Текст документа –
▬▬▬

М.А Булгаков в воспоминаниях современников
Н.П. Ракицкий: «Как-то был у нас вечером В.В. Вересаев, вспоминал о первой встрече с Булгаковым: “Пришёл молодой человек, представился как литератор и просил прочитать его “Записки врача”. Меня это несколько удивило и заинтересовало. Я ему сказал — чтобы писать записки врача, надо быть врачом. “Я врач со стажем”, — ответил он мне довольно резко. Вид у него был настолько юный, что я подумал сначала, что это простая мистификация. Прочитав “Записки”, я поверил, что это писал опытный, а не молодой врач. Когда же он принёс мне “Белую гвардию”, я понял, что у нас появился талантливый писатель, и я стал одним из его первых почитателей. Тогда я был главным редактором издательства “Недра”. Я могу утверждать, что так блестяще начинал у нас только один Лев Толстой.
Устроив в печать “Белую гвардию” и получив деньги, Михаил Афанасьевич решил обновить свой гардероб. Он заказал себе выходной костюм и смокинг. Купил часы с репетиром. Приобрёл после долгих розысков монокль. Как-то пришёл посоветоваться — где бы ему можно было приобрести шляпу-котелок. Я ему предложил свой, который у меня лежал в шкафу с 1913 года, привезённый мною в своё время из Италии. Котелок был новый, миланской фабрики (без подкладки). Этому неожиданному подарку Михаил Афанасьевич обрадовался, как ребёнок. “Теперь я могу импонировать!” — смеялся он. Когда Михаил Афанасьевич был приглашён на работу в Художественный театр, один московский драматург В., встретив его в клубе писателей, сказал ему:
— Я слыхал, что вас пригласили в Художественный театр, но на какую роль, интересно знать?

▬▬▬

Задания и упражнения –
a) Ответьте по воспоминаниям о Булгакове на следующие вопросы:
(i) В каком издательстве Вересаев был главным редактором?
(ii) С какого года котелок лежал в шкафу?
(iii) Что со смехом сказал Булгаков, обрадовавшись котелку?
b) Назовите все вещи, которые Булгаков, согласно воспоминаниям о Булгакове, сам заказал или купил себе после получения денег за «Белую гвардию».

Сохранённые записи:
▬▬▬

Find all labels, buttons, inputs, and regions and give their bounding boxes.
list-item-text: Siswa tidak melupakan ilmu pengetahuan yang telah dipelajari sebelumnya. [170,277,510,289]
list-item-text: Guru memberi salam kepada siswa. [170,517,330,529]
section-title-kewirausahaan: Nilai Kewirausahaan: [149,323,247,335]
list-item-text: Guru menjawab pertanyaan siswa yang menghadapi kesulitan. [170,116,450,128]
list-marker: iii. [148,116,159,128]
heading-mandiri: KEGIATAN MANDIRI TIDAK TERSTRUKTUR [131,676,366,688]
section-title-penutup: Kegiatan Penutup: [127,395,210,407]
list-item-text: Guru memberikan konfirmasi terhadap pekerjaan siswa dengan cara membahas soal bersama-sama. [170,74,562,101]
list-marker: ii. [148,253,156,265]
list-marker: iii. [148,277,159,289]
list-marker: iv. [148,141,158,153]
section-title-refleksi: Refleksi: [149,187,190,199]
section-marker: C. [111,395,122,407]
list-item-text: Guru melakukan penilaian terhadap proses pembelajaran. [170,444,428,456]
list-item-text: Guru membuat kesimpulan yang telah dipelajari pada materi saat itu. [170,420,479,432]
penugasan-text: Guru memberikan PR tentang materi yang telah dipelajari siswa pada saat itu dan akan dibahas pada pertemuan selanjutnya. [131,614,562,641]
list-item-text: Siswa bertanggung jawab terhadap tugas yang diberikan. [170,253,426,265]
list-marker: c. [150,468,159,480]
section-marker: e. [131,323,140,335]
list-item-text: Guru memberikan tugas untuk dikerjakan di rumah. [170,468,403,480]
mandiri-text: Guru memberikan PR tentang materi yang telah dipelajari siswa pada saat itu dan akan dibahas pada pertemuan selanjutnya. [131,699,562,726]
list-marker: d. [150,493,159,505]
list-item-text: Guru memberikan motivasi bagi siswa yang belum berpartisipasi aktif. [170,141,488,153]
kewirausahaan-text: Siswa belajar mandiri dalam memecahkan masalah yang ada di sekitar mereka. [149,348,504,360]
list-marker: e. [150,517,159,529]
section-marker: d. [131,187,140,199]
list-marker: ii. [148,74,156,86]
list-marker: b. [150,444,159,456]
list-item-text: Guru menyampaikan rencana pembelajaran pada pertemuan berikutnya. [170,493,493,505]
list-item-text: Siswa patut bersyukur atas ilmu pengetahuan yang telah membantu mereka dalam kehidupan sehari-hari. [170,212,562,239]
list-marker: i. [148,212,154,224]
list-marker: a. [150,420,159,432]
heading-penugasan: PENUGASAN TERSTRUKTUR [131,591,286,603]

▬▬▬

Список ответов –
a)
(i) Вересаев был главным редактором издательства «Недра».
(ii) Котелок лежал в шкафу с 1913 года.
(iii) Булгаков сказал: «Теперь я могу импонировать!»

b) Булгаков заказал себе выходной костюм и смокинг, купил часы с репетиром и приобрёл монокль.